Stored items:
○ ○ ○
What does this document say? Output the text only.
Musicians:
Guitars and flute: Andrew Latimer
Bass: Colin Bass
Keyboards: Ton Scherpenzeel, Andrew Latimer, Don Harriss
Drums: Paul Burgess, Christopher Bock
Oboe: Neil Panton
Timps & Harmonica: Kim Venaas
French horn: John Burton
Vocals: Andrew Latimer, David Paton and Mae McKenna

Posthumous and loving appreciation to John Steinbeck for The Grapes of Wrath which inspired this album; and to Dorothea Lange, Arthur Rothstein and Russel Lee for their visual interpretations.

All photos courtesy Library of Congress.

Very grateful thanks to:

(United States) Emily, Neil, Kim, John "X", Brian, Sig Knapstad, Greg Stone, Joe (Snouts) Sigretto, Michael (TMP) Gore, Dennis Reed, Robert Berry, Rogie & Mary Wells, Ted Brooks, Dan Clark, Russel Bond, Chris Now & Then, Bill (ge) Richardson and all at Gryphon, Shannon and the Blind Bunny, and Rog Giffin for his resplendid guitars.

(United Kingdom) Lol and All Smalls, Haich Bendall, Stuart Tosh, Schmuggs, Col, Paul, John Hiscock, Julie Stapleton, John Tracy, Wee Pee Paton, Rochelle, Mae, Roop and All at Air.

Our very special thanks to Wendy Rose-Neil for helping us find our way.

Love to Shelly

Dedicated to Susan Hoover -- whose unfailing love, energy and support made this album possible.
○ ○ ○
What the task requires:
Write out every line of the material again, exactly as it reads.

Solution:
What does this document say? Output the text only.
Musicians:
Guitars and flute: Andrew Latimer
Bass: Colin Bass
Keyboards: Ton Scherpenzeel, Andrew Latimer, Don Harriss
Drums: Paul Burgess, Christopher Bock
Oboe: Neil Panton
Timps & Harmonica: Kim Venaas
French horn: John Burton
Vocals: Andrew Latimer, David Paton and Mae McKenna

Posthumous and loving appreciation to John Steinbeck for The Grapes of Wrath which inspired this album; and to Dorothea Lange, Arthur Rothstein and Russel Lee for their visual interpretations.

All photos courtesy Library of Congress.

Very grateful thanks to:

(United States) Emily, Neil, Kim, John "X", Brian, Sig Knapstad, Greg Stone, Joe (Snouts) Sigretto, Michael (TMP) Gore, Dennis Reed, Robert Berry, Rogie & Mary Wells, Ted Brooks, Dan Clark, Russel Bond, Chris Now & Then, Bill (ge) Richardson and all at Gryphon, Shannon and the Blind Bunny, and Rog Giffin for his resplendid guitars.

(United Kingdom) Lol and All Smalls, Haich Bendall, Stuart Tosh, Schmuggs, Col, Paul, John Hiscock, Julie Stapleton, John Tracy, Wee Pee Paton, Rochelle, Mae, Roop and All at Air.

Our very special thanks to Wendy Rose-Neil for helping us find our way.

Love to Shelly

Dedicated to Susan Hoover -- whose unfailing love, energy and support made this album possible.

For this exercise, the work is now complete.